* _Exercise instructions_:
Filter the records below down to lines containing "числе".

[Extracted data entries]
━━━━━━━━━━━━━━━━

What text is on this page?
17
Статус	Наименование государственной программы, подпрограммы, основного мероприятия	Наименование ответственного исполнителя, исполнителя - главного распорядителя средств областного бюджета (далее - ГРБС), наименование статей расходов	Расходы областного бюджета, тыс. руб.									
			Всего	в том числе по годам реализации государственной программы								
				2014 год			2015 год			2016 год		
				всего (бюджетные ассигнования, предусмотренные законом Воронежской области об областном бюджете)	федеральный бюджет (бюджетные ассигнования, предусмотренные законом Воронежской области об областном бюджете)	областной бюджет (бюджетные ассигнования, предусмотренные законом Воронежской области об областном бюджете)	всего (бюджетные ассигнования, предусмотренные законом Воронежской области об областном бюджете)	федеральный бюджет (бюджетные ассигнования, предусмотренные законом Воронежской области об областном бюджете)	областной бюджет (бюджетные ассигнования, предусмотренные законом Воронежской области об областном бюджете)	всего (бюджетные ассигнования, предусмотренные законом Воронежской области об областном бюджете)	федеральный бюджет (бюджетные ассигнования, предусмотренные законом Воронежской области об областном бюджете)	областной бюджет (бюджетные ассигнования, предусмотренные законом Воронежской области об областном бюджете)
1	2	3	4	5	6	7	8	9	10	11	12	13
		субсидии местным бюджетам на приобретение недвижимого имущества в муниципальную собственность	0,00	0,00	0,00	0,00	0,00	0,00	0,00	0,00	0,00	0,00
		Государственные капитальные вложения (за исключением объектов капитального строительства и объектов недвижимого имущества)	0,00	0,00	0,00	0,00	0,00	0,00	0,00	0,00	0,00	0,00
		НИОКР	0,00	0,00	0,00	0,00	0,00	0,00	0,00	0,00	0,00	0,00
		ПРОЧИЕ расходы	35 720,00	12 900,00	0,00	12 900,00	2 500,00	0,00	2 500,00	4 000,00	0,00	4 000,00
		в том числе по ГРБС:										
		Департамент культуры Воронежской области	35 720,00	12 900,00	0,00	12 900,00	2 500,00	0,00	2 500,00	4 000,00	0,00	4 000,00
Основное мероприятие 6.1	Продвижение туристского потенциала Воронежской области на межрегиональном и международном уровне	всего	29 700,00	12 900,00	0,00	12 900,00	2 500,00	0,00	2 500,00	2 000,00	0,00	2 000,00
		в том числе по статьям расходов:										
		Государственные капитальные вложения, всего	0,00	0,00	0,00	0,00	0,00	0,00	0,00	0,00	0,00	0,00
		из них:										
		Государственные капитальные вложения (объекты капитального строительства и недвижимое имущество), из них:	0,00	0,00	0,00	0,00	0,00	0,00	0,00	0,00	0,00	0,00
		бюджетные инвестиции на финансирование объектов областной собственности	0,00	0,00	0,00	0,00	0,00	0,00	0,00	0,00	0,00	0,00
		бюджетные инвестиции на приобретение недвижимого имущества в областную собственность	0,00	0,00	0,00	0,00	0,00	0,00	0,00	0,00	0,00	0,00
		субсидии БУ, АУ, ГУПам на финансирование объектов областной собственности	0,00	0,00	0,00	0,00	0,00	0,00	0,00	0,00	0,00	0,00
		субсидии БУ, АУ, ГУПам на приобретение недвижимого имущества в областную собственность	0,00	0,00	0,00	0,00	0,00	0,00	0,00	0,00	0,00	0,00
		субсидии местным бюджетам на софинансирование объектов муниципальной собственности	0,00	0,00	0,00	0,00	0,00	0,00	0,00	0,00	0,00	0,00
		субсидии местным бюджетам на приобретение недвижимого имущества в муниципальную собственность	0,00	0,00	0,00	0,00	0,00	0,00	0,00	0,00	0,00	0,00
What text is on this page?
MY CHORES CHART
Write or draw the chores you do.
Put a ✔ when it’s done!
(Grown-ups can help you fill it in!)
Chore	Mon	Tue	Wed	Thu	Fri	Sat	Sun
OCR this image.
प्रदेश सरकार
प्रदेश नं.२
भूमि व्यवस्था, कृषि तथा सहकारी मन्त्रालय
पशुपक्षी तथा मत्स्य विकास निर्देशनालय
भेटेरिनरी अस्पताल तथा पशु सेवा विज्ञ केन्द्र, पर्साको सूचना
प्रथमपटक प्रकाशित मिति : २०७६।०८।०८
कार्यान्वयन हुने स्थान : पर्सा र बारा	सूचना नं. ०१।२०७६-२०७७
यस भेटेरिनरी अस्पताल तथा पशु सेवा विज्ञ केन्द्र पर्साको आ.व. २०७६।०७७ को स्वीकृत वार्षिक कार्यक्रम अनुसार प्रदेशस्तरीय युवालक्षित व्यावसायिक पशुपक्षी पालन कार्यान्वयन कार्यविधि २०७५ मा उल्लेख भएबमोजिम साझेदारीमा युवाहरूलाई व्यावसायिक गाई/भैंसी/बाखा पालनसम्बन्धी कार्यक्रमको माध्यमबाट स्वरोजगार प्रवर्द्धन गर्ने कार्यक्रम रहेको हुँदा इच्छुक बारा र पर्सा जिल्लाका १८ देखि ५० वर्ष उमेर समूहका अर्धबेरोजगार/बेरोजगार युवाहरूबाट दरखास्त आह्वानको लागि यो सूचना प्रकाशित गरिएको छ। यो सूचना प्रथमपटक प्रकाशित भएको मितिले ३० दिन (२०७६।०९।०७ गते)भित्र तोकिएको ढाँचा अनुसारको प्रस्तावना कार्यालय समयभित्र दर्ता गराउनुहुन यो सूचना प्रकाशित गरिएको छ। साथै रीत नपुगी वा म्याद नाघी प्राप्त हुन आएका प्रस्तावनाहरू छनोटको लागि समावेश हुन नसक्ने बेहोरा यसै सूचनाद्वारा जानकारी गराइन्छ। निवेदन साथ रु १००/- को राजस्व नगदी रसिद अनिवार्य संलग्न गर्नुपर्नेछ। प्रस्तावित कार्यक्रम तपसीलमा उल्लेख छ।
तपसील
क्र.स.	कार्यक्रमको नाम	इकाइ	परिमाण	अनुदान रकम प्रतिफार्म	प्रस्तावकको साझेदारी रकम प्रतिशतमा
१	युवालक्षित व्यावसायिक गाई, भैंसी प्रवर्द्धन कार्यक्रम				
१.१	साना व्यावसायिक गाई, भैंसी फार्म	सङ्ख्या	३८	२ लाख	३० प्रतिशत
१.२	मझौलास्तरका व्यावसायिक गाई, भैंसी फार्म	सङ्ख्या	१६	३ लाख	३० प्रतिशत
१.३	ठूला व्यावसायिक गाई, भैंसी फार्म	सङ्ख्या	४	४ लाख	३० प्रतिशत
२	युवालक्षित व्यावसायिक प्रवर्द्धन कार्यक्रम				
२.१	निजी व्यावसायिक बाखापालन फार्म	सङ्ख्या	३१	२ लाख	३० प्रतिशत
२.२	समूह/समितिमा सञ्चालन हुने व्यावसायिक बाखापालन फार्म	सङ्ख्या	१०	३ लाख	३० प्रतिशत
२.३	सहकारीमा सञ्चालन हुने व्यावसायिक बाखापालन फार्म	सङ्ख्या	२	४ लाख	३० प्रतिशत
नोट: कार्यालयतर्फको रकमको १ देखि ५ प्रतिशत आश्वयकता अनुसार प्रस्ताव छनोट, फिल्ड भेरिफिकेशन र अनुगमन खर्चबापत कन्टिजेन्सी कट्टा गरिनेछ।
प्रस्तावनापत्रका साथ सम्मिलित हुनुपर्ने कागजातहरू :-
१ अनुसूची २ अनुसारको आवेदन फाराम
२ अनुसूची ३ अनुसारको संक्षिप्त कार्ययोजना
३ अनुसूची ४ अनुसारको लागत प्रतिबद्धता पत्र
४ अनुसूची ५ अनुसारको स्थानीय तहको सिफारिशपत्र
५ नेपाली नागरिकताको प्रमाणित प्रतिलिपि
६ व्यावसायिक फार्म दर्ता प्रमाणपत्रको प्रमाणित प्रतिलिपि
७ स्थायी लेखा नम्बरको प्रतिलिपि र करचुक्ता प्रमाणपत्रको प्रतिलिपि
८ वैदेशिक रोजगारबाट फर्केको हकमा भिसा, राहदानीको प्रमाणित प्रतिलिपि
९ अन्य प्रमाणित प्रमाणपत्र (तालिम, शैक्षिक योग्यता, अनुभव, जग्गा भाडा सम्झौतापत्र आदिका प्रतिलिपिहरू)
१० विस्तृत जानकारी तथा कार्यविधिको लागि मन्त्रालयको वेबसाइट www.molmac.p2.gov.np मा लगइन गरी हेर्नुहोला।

━━━━━━━━━━━━━━━━

* _Output of the exercise_:
			Всего	в том числе по годам реализации государственной программы								
		в том числе по ГРБС:										
		в том числе по статьям расходов:										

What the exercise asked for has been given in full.